▸ **THE DATA**
* * * * * * *

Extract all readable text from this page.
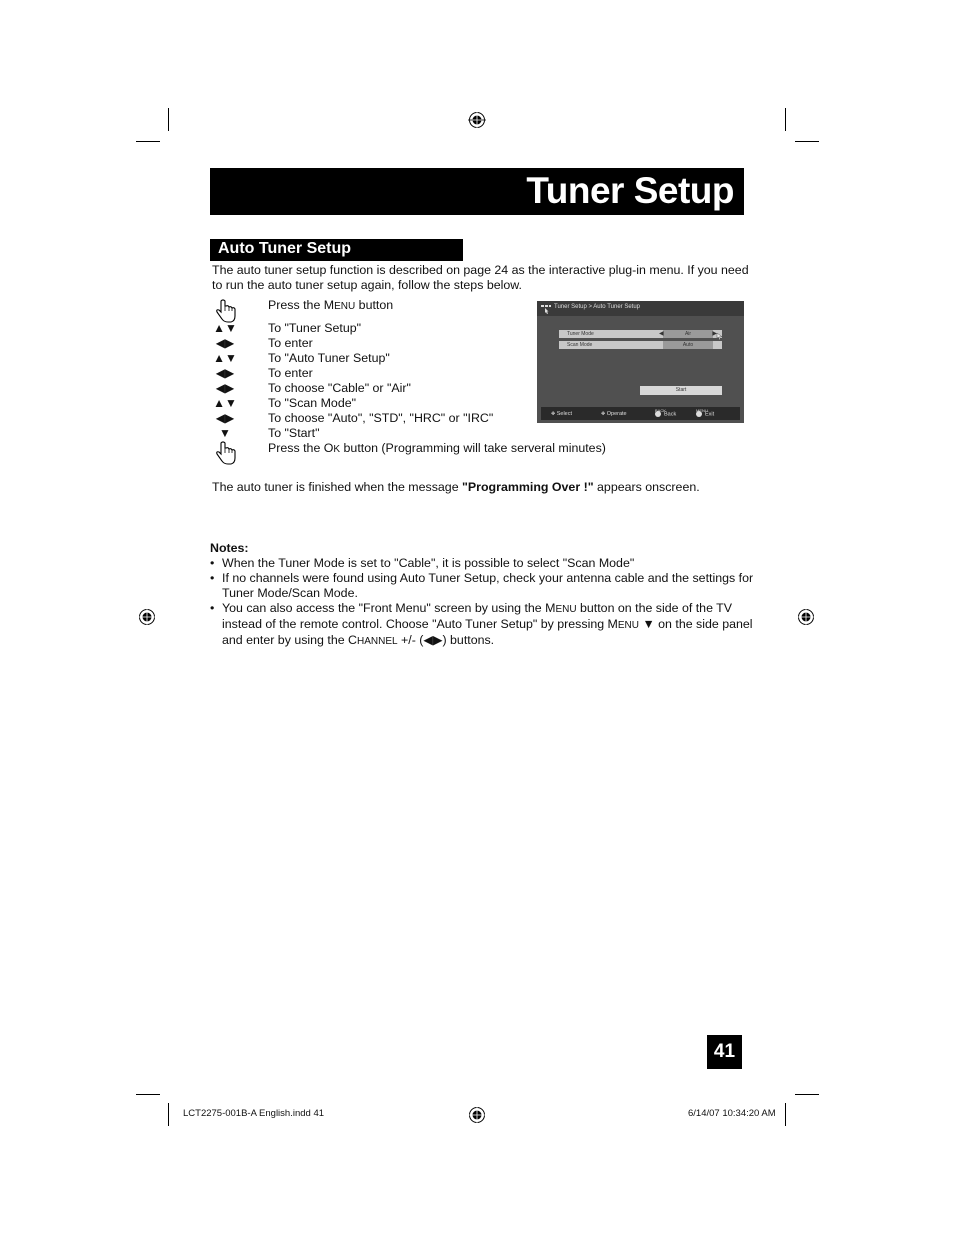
Tuner Setup
Auto Tuner Setup
The auto tuner setup function is described on page 24 as the interactive plug-in menu. If you need to run the auto tuner setup again, follow the steps below.
Press the MENU button
▲▼	To "Tuner Setup"
◀▶	To enter
▲▼	To "Auto Tuner Setup"
◀▶	To enter
◀▶	To choose "Cable" or "Air"
▲▼	To "Scan Mode"
◀▶	To choose "Auto", "STD", "HRC" or "IRC"
▼	To "Start"
Press the OK button (Programming will take serveral minutes)
Tuner Setup > Auto Tuner Setup
Tuner Mode	◀	Air	▶
Scan Mode	Auto
Start
✥ Select	✥ Operate
BACK
Back
MENU
Exit
The auto tuner is finished when the message "Programming Over !" appears onscreen.
Notes:
• When the Tuner Mode is set to "Cable", it is possible to select "Scan Mode"
• If no channels were found using Auto Tuner Setup, check your antenna cable and the settings for Tuner Mode/Scan Mode.
• You can also access the "Front Menu" screen by using the MENU button on the side of the TV instead of the remote control. Choose "Auto Tuner Setup" by pressing MENU ▼ on the side panel and enter by using the CHANNEL +/- (◀▶) buttons.
41
LCT2275-001B-A English.indd 41	6/14/07 10:34:20 AM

* * * * * * *

▸ **EXERCISE PROMPT**
From the material above, copy everything exactly but the pictures.

▸ **RESULT FOR THIS EXERCISE**
Extract all readable text from this page.
Tuner Setup
Auto Tuner Setup
The auto tuner setup function is described on page 24 as the interactive plug-in menu. If you need to run the auto tuner setup again, follow the steps below.
Press the MENU button
▲▼	To "Tuner Setup"
◀▶	To enter
▲▼	To "Auto Tuner Setup"
◀▶	To enter
◀▶	To choose "Cable" or "Air"
▲▼	To "Scan Mode"
◀▶	To choose "Auto", "STD", "HRC" or "IRC"
▼	To "Start"
Press the OK button (Programming will take serveral minutes)
Tuner Setup > Auto Tuner Setup
Tuner Mode	◀	Air	▶
Scan Mode	Auto
Start
✥ Select	✥ Operate
BACK
Back
MENU
Exit
The auto tuner is finished when the message "Programming Over !" appears onscreen.
Notes:
• When the Tuner Mode is set to "Cable", it is possible to select "Scan Mode"
• If no channels were found using Auto Tuner Setup, check your antenna cable and the settings for Tuner Mode/Scan Mode.
• You can also access the "Front Menu" screen by using the MENU button on the side of the TV instead of the remote control. Choose "Auto Tuner Setup" by pressing MENU ▼ on the side panel and enter by using the CHANNEL +/- (◀▶) buttons.
41
LCT2275-001B-A English.indd 41	6/14/07 10:34:20 AM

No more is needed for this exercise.